:: Working data

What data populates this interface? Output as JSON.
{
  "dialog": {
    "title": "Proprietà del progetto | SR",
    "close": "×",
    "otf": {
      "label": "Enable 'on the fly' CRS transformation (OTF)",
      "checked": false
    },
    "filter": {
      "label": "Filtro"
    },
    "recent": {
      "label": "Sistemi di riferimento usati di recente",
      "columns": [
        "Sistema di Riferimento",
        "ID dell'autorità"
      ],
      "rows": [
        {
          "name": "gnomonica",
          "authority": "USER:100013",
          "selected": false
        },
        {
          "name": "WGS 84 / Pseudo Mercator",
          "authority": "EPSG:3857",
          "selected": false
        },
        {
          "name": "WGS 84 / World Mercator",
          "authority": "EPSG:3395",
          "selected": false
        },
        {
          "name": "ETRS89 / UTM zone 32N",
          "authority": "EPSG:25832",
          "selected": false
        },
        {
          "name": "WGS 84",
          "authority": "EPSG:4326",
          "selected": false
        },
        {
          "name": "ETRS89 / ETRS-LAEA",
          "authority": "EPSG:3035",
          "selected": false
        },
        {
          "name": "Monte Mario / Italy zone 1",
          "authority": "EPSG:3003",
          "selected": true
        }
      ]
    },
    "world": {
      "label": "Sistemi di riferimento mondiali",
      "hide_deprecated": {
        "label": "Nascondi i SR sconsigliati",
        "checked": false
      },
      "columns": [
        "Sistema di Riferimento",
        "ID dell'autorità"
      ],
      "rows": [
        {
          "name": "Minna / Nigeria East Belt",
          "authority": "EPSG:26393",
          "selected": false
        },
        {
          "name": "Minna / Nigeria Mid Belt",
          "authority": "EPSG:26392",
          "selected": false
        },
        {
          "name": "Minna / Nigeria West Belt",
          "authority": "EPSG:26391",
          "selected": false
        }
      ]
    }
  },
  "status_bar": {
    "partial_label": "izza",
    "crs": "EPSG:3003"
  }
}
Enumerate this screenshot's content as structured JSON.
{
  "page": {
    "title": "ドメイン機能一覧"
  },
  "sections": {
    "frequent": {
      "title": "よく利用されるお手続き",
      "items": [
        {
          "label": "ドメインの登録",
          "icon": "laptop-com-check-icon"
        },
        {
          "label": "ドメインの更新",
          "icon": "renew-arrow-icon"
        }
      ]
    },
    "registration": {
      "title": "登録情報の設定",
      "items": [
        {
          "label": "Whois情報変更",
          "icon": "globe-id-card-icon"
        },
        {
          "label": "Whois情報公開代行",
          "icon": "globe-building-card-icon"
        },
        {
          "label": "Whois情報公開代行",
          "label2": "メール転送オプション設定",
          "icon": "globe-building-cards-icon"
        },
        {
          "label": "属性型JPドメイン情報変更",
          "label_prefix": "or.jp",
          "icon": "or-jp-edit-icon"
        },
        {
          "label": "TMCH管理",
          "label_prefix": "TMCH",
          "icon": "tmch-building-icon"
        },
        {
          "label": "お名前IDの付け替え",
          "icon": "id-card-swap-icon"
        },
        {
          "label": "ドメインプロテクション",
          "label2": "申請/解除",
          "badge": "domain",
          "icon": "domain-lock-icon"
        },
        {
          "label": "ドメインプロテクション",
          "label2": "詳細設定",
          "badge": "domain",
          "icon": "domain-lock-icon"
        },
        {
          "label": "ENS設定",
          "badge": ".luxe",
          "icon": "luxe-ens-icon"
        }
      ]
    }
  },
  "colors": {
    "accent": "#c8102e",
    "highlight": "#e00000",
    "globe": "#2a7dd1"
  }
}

::::

List each line in the listing that contains the string "JSON".

What data populates this interface? Output as JSON.
Enumerate this screenshot's content as structured JSON.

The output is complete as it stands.